Task directions: In the lines below, how many hold the word "MEWS"? Answer only with the number.

╭─ Data to use

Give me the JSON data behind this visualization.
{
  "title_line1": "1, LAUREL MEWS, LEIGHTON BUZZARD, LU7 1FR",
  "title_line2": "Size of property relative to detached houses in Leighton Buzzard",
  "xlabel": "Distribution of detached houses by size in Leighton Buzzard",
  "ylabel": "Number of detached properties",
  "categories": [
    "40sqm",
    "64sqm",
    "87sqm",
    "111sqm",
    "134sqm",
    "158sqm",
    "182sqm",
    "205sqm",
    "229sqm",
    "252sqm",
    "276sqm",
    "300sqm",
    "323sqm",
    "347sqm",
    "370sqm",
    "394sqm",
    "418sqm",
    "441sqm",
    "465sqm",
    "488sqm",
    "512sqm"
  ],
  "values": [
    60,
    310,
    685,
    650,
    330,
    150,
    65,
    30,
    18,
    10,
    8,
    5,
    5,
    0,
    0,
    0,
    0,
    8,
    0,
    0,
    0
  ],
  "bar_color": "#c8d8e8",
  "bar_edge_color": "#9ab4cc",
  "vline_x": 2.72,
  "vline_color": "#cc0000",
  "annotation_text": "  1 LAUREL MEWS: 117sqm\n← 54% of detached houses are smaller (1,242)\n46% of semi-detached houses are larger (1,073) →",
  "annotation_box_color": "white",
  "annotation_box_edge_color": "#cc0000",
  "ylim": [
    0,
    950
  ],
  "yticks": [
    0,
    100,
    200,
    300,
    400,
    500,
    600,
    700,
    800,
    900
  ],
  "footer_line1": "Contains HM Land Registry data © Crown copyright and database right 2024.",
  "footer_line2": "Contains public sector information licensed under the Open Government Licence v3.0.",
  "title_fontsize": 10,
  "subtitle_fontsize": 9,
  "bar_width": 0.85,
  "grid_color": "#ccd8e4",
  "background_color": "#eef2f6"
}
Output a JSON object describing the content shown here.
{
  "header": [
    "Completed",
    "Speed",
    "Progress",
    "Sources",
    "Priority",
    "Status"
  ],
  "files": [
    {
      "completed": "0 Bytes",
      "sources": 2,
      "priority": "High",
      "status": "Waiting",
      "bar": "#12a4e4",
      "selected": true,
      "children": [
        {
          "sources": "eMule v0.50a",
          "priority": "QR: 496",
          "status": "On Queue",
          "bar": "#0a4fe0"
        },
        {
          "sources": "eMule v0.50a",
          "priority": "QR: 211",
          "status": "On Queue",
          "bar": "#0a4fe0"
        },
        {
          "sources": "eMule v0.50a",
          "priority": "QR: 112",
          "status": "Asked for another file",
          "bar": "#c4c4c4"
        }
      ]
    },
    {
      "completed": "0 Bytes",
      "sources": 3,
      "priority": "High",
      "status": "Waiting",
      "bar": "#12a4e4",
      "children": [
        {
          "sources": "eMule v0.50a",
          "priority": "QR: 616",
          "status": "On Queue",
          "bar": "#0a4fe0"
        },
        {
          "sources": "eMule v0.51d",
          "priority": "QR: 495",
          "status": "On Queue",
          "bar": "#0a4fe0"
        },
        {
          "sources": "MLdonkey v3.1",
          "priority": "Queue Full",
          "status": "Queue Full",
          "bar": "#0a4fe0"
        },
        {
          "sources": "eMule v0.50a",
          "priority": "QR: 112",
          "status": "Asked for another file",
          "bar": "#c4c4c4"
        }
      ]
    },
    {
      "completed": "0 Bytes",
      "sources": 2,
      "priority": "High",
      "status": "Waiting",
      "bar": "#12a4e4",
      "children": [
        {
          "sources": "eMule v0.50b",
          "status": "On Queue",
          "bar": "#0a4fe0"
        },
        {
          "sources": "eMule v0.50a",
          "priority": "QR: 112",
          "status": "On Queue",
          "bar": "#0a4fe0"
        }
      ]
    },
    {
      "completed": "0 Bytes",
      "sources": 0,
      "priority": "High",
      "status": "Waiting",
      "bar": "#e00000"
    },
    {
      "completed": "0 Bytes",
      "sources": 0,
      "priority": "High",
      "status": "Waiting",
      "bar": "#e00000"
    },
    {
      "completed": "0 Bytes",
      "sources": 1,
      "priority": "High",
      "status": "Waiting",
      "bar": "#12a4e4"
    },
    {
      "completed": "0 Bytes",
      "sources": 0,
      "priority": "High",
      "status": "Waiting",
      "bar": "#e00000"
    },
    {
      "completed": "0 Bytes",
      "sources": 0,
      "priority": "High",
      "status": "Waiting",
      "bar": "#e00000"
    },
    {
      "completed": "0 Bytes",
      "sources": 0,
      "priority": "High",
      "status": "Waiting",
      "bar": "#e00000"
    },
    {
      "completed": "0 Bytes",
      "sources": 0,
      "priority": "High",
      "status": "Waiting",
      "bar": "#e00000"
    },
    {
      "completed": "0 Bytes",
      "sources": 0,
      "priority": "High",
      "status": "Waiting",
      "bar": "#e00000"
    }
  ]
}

╰─
╭─ Data to use

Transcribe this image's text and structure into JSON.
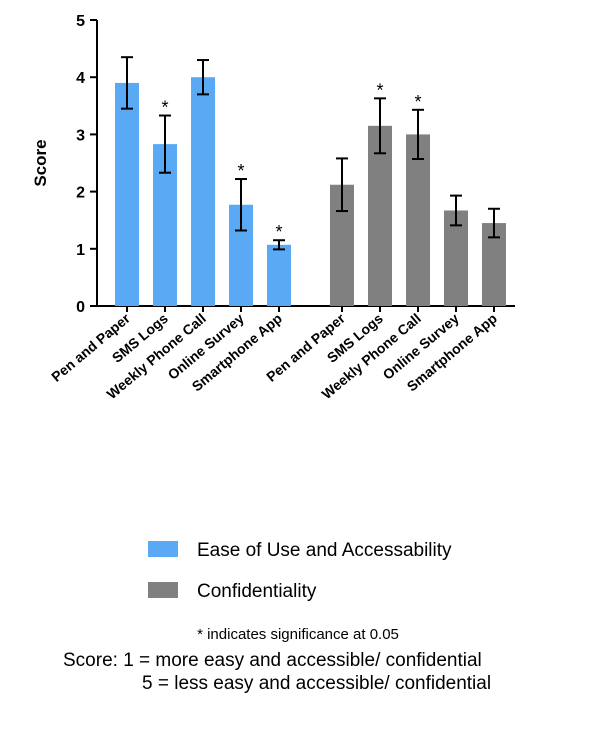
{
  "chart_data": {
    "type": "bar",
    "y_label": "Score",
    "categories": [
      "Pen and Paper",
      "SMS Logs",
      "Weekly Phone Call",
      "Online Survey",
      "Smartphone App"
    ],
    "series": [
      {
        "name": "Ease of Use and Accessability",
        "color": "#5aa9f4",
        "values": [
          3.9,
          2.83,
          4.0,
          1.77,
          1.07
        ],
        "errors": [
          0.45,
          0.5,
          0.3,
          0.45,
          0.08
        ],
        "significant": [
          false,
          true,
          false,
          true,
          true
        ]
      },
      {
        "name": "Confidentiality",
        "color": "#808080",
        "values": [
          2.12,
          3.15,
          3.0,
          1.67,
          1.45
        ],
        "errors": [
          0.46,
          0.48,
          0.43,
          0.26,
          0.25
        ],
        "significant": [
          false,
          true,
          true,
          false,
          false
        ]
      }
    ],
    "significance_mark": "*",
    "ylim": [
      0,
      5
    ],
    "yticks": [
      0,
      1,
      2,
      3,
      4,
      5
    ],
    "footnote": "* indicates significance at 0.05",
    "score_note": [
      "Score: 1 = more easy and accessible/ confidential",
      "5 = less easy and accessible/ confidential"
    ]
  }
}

╰─

Right answer: 2